+++ Information provided
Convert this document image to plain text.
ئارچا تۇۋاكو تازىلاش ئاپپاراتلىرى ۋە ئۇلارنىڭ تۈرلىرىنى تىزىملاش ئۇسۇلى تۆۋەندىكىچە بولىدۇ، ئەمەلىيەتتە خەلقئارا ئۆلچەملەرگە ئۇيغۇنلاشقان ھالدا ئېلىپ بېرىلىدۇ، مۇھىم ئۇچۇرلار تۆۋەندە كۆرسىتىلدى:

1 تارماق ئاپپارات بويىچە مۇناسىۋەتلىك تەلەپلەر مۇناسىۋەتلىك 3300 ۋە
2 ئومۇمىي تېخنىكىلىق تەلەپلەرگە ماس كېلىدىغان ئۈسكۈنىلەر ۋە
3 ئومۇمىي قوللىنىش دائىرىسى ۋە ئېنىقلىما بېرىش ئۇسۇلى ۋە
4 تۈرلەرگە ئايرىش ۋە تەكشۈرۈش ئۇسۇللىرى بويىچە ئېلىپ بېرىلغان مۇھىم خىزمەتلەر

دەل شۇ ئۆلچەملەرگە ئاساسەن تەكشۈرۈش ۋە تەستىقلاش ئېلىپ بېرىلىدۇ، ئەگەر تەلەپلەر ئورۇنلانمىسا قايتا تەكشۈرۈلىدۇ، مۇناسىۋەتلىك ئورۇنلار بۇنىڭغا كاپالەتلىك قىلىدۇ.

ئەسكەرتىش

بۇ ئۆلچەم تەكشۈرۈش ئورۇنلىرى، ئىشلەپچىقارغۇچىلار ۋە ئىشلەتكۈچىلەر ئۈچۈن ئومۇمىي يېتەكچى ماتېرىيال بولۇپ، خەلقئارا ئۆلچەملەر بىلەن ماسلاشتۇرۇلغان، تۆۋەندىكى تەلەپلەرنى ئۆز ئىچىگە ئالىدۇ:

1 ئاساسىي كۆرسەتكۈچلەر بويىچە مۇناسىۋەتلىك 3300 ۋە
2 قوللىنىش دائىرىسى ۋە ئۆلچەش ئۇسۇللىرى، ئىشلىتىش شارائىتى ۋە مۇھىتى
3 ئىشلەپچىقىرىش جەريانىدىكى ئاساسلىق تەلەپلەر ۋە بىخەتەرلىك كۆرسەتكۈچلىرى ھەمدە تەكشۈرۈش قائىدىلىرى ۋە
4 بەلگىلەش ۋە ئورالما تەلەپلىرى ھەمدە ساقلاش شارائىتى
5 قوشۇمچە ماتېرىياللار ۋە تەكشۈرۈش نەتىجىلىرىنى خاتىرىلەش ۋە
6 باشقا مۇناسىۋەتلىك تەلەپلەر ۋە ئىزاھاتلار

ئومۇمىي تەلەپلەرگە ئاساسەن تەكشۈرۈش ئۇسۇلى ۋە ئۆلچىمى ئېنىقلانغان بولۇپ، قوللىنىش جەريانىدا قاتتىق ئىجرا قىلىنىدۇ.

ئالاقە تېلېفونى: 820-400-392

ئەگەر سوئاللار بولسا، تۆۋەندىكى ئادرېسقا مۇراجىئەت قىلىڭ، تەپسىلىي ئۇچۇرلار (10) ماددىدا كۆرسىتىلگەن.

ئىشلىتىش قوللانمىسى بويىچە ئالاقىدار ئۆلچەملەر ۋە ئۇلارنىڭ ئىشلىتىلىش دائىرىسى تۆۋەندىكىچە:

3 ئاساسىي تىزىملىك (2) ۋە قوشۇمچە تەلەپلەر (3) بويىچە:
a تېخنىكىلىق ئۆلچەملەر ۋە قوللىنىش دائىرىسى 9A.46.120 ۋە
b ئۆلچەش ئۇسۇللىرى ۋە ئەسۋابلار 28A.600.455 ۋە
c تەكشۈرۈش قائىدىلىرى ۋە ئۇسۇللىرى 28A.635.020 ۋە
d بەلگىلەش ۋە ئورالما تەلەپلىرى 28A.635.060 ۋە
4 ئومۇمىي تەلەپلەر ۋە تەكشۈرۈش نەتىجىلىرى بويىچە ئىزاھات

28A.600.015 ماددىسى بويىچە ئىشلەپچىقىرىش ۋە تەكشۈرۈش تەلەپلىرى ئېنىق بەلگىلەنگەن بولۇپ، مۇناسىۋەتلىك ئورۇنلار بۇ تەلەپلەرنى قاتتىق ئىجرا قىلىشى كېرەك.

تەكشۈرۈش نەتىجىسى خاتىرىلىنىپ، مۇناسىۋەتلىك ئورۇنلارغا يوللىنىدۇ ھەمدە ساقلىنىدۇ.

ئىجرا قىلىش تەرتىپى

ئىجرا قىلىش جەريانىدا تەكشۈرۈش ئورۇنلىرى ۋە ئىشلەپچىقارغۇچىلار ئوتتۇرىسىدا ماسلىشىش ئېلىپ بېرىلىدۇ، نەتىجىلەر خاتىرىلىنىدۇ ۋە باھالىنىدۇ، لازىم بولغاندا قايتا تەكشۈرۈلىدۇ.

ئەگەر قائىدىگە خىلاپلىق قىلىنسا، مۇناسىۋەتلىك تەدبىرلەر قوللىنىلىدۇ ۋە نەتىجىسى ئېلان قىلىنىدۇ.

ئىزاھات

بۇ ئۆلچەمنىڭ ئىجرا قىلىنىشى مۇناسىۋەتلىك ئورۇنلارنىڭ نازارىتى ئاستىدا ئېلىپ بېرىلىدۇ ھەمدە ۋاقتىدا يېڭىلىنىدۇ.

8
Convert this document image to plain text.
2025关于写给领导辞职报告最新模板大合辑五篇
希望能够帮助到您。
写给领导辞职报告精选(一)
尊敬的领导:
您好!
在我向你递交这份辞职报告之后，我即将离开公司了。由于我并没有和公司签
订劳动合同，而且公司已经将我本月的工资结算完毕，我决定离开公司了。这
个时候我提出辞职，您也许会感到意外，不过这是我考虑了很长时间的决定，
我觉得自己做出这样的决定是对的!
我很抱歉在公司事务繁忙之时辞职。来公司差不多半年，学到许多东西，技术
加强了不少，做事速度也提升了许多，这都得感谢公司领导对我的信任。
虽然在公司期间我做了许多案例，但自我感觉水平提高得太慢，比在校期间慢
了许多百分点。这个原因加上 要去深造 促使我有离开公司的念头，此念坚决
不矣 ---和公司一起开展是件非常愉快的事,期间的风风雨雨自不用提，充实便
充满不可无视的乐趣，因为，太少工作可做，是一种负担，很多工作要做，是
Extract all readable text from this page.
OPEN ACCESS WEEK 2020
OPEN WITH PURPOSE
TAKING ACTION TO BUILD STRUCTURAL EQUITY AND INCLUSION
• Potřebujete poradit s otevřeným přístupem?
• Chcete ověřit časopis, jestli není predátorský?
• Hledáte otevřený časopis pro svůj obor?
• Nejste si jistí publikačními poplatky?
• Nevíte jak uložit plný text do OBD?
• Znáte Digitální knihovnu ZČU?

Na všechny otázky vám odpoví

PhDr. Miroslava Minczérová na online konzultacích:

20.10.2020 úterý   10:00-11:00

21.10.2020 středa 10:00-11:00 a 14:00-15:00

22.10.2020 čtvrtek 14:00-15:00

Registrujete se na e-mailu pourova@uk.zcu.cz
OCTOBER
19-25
++++++
(Exercise directions):
List every line from the entries above in which "بېرىلىدۇ" appears.

(Task output):
ئارچا تۇۋاكو تازىلاش ئاپپاراتلىرى ۋە ئۇلارنىڭ تۈرلىرىنى تىزىملاش ئۇسۇلى تۆۋەندىكىچە بولىدۇ، ئەمەلىيەتتە خەلقئارا ئۆلچەملەرگە ئۇيغۇنلاشقان ھالدا ئېلىپ بېرىلىدۇ، مۇھىم ئۇچۇرلار تۆۋەندە كۆرسىتىلدى:
دەل شۇ ئۆلچەملەرگە ئاساسەن تەكشۈرۈش ۋە تەستىقلاش ئېلىپ بېرىلىدۇ، ئەگەر تەلەپلەر ئورۇنلانمىسا قايتا تەكشۈرۈلىدۇ، مۇناسىۋەتلىك ئورۇنلار بۇنىڭغا كاپالەتلىك قىلىدۇ.
ئىجرا قىلىش جەريانىدا تەكشۈرۈش ئورۇنلىرى ۋە ئىشلەپچىقارغۇچىلار ئوتتۇرىسىدا ماسلىشىش ئېلىپ بېرىلىدۇ، نەتىجىلەر خاتىرىلىنىدۇ ۋە باھالىنىدۇ، لازىم بولغاندا قايتا تەكشۈرۈلىدۇ.
بۇ ئۆلچەمنىڭ ئىجرا قىلىنىشى مۇناسىۋەتلىك ئورۇنلارنىڭ نازارىتى ئاستىدا ئېلىپ بېرىلىدۇ ھەمدە ۋاقتىدا يېڭىلىنىدۇ.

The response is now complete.